A block of data
|---|
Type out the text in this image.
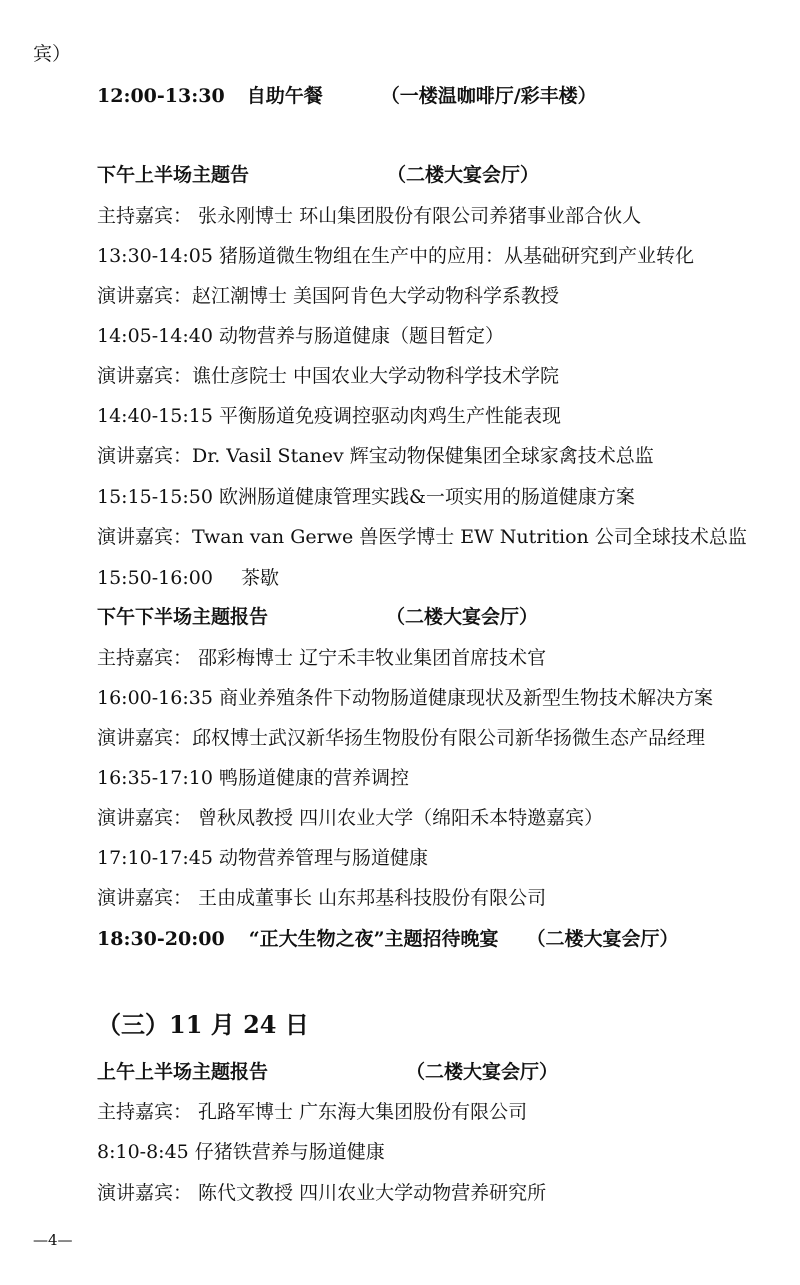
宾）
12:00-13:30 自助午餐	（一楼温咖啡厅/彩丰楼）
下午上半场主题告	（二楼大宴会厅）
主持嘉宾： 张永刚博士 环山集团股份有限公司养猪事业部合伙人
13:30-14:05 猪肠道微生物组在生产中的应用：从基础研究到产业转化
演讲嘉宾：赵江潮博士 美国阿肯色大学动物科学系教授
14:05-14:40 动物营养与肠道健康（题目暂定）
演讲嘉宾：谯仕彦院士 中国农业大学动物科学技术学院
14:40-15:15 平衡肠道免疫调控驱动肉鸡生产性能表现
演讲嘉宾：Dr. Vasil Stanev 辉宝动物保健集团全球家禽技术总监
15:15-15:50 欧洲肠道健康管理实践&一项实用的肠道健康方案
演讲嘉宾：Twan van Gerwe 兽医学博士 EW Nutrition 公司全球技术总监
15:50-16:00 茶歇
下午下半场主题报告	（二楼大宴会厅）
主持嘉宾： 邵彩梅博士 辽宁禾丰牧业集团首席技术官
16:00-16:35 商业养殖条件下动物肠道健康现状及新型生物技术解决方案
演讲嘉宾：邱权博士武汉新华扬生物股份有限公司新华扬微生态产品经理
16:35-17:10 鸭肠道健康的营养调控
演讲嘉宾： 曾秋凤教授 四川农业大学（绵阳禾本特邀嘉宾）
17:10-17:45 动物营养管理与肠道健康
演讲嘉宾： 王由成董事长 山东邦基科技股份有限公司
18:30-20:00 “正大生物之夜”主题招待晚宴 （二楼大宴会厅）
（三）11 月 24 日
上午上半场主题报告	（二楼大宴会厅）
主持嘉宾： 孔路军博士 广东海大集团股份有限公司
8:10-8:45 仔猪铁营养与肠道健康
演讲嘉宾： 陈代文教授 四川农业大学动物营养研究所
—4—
|---|
● **Exercise prompt**: Reproduce every line precisely as given, omitting all pictures.

● **Exercise answer**:
Type out the text in this image.
宾）
12:00-13:30 自助午餐	（一楼温咖啡厅/彩丰楼）
下午上半场主题告	（二楼大宴会厅）
主持嘉宾： 张永刚博士 环山集团股份有限公司养猪事业部合伙人
13:30-14:05 猪肠道微生物组在生产中的应用：从基础研究到产业转化
演讲嘉宾：赵江潮博士 美国阿肯色大学动物科学系教授
14:05-14:40 动物营养与肠道健康（题目暂定）
演讲嘉宾：谯仕彦院士 中国农业大学动物科学技术学院
14:40-15:15 平衡肠道免疫调控驱动肉鸡生产性能表现
演讲嘉宾：Dr. Vasil Stanev 辉宝动物保健集团全球家禽技术总监
15:15-15:50 欧洲肠道健康管理实践&一项实用的肠道健康方案
演讲嘉宾：Twan van Gerwe 兽医学博士 EW Nutrition 公司全球技术总监
15:50-16:00 茶歇
下午下半场主题报告	（二楼大宴会厅）
主持嘉宾： 邵彩梅博士 辽宁禾丰牧业集团首席技术官
16:00-16:35 商业养殖条件下动物肠道健康现状及新型生物技术解决方案
演讲嘉宾：邱权博士武汉新华扬生物股份有限公司新华扬微生态产品经理
16:35-17:10 鸭肠道健康的营养调控
演讲嘉宾： 曾秋凤教授 四川农业大学（绵阳禾本特邀嘉宾）
17:10-17:45 动物营养管理与肠道健康
演讲嘉宾： 王由成董事长 山东邦基科技股份有限公司
18:30-20:00 “正大生物之夜”主题招待晚宴 （二楼大宴会厅）
（三）11 月 24 日
上午上半场主题报告	（二楼大宴会厅）
主持嘉宾： 孔路军博士 广东海大集团股份有限公司
8:10-8:45 仔猪铁营养与肠道健康
演讲嘉宾： 陈代文教授 四川农业大学动物营养研究所
—4—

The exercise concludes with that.